PROBLEM TO WORK ON:
Repeat the whole listing exactly as written.

--- start RECORDS SUPPLIED ---

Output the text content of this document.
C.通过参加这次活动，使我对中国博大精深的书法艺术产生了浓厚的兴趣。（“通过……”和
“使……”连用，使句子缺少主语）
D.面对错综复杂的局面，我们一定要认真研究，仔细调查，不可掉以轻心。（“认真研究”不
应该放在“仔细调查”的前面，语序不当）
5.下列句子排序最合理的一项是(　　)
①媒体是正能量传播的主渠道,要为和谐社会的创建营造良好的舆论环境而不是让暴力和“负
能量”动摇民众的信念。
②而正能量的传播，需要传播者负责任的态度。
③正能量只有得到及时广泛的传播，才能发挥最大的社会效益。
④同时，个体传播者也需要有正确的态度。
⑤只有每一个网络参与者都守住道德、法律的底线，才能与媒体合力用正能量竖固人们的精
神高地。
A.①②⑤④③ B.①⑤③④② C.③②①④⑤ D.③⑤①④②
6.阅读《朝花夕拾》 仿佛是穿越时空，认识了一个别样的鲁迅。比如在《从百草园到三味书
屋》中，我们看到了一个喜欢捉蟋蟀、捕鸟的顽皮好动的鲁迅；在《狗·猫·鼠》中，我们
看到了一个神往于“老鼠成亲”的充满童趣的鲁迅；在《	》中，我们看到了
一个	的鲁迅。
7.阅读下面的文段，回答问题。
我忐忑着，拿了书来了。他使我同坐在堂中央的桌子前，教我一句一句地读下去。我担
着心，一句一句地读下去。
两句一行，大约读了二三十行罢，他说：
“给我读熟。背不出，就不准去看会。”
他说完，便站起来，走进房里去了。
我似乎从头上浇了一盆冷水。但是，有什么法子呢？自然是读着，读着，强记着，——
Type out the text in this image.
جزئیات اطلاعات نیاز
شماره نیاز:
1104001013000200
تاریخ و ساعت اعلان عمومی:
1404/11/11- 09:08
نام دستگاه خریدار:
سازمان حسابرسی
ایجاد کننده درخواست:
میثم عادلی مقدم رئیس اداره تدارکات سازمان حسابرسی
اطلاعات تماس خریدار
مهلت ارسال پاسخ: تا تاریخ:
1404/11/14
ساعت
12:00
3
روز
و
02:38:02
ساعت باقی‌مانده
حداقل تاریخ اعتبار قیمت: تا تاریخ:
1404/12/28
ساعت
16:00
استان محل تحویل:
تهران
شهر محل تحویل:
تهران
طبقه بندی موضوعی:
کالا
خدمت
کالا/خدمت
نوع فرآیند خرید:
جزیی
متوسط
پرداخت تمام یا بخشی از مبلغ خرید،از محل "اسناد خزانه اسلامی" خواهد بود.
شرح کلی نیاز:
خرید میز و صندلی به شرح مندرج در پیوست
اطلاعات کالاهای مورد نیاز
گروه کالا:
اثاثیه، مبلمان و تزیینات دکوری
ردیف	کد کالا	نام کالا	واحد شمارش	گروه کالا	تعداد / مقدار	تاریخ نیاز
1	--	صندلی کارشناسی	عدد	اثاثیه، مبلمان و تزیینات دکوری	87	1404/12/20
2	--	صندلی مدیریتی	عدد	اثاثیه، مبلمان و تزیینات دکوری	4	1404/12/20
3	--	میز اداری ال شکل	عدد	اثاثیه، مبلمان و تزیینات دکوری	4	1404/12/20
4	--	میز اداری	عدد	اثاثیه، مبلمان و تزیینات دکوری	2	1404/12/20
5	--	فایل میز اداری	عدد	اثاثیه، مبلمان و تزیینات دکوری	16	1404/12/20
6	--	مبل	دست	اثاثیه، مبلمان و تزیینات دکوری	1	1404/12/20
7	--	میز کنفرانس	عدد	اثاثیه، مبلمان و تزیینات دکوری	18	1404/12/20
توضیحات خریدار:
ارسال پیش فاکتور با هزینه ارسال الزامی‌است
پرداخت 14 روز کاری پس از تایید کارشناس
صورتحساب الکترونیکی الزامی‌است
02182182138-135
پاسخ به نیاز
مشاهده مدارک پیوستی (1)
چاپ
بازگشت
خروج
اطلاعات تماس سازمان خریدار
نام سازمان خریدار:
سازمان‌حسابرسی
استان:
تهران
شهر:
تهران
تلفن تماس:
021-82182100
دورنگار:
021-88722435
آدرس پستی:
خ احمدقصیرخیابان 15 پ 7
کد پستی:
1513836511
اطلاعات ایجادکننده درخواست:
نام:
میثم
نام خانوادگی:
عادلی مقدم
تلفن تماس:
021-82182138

--- end RECORDS SUPPLIED ---

SOLUTION FOR THIS TASK:
Output the text content of this document.
C.通过参加这次活动，使我对中国博大精深的书法艺术产生了浓厚的兴趣。（“通过……”和
“使……”连用，使句子缺少主语）
D.面对错综复杂的局面，我们一定要认真研究，仔细调查，不可掉以轻心。（“认真研究”不
应该放在“仔细调查”的前面，语序不当）
5.下列句子排序最合理的一项是(　　)
①媒体是正能量传播的主渠道,要为和谐社会的创建营造良好的舆论环境而不是让暴力和“负
能量”动摇民众的信念。
②而正能量的传播，需要传播者负责任的态度。
③正能量只有得到及时广泛的传播，才能发挥最大的社会效益。
④同时，个体传播者也需要有正确的态度。
⑤只有每一个网络参与者都守住道德、法律的底线，才能与媒体合力用正能量竖固人们的精
神高地。
A.①②⑤④③ B.①⑤③④② C.③②①④⑤ D.③⑤①④②
6.阅读《朝花夕拾》 仿佛是穿越时空，认识了一个别样的鲁迅。比如在《从百草园到三味书
屋》中，我们看到了一个喜欢捉蟋蟀、捕鸟的顽皮好动的鲁迅；在《狗·猫·鼠》中，我们
看到了一个神往于“老鼠成亲”的充满童趣的鲁迅；在《	》中，我们看到了
一个	的鲁迅。
7.阅读下面的文段，回答问题。
我忐忑着，拿了书来了。他使我同坐在堂中央的桌子前，教我一句一句地读下去。我担
着心，一句一句地读下去。
两句一行，大约读了二三十行罢，他说：
“给我读熟。背不出，就不准去看会。”
他说完，便站起来，走进房里去了。
我似乎从头上浇了一盆冷水。但是，有什么法子呢？自然是读着，读着，强记着，——
Type out the text in this image.
جزئیات اطلاعات نیاز
شماره نیاز:
1104001013000200
تاریخ و ساعت اعلان عمومی:
1404/11/11- 09:08
نام دستگاه خریدار:
سازمان حسابرسی
ایجاد کننده درخواست:
میثم عادلی مقدم رئیس اداره تدارکات سازمان حسابرسی
اطلاعات تماس خریدار
مهلت ارسال پاسخ: تا تاریخ:
1404/11/14
ساعت
12:00
3
روز
و
02:38:02
ساعت باقی‌مانده
حداقل تاریخ اعتبار قیمت: تا تاریخ:
1404/12/28
ساعت
16:00
استان محل تحویل:
تهران
شهر محل تحویل:
تهران
طبقه بندی موضوعی:
کالا
خدمت
کالا/خدمت
نوع فرآیند خرید:
جزیی
متوسط
پرداخت تمام یا بخشی از مبلغ خرید،از محل "اسناد خزانه اسلامی" خواهد بود.
شرح کلی نیاز:
خرید میز و صندلی به شرح مندرج در پیوست
اطلاعات کالاهای مورد نیاز
گروه کالا:
اثاثیه، مبلمان و تزیینات دکوری
ردیف	کد کالا	نام کالا	واحد شمارش	گروه کالا	تعداد / مقدار	تاریخ نیاز
1	--	صندلی کارشناسی	عدد	اثاثیه، مبلمان و تزیینات دکوری	87	1404/12/20
2	--	صندلی مدیریتی	عدد	اثاثیه، مبلمان و تزیینات دکوری	4	1404/12/20
3	--	میز اداری ال شکل	عدد	اثاثیه، مبلمان و تزیینات دکوری	4	1404/12/20
4	--	میز اداری	عدد	اثاثیه، مبلمان و تزیینات دکوری	2	1404/12/20
5	--	فایل میز اداری	عدد	اثاثیه، مبلمان و تزیینات دکوری	16	1404/12/20
6	--	مبل	دست	اثاثیه، مبلمان و تزیینات دکوری	1	1404/12/20
7	--	میز کنفرانس	عدد	اثاثیه، مبلمان و تزیینات دکوری	18	1404/12/20
توضیحات خریدار:
ارسال پیش فاکتور با هزینه ارسال الزامی‌است
پرداخت 14 روز کاری پس از تایید کارشناس
صورتحساب الکترونیکی الزامی‌است
02182182138-135
پاسخ به نیاز
مشاهده مدارک پیوستی (1)
چاپ
بازگشت
خروج
اطلاعات تماس سازمان خریدار
نام سازمان خریدار:
سازمان‌حسابرسی
استان:
تهران
شهر:
تهران
تلفن تماس:
021-82182100
دورنگار:
021-88722435
آدرس پستی:
خ احمدقصیرخیابان 15 پ 7
کد پستی:
1513836511
اطلاعات ایجادکننده درخواست:
نام:
میثم
نام خانوادگی:
عادلی مقدم
تلفن تماس:
021-82182138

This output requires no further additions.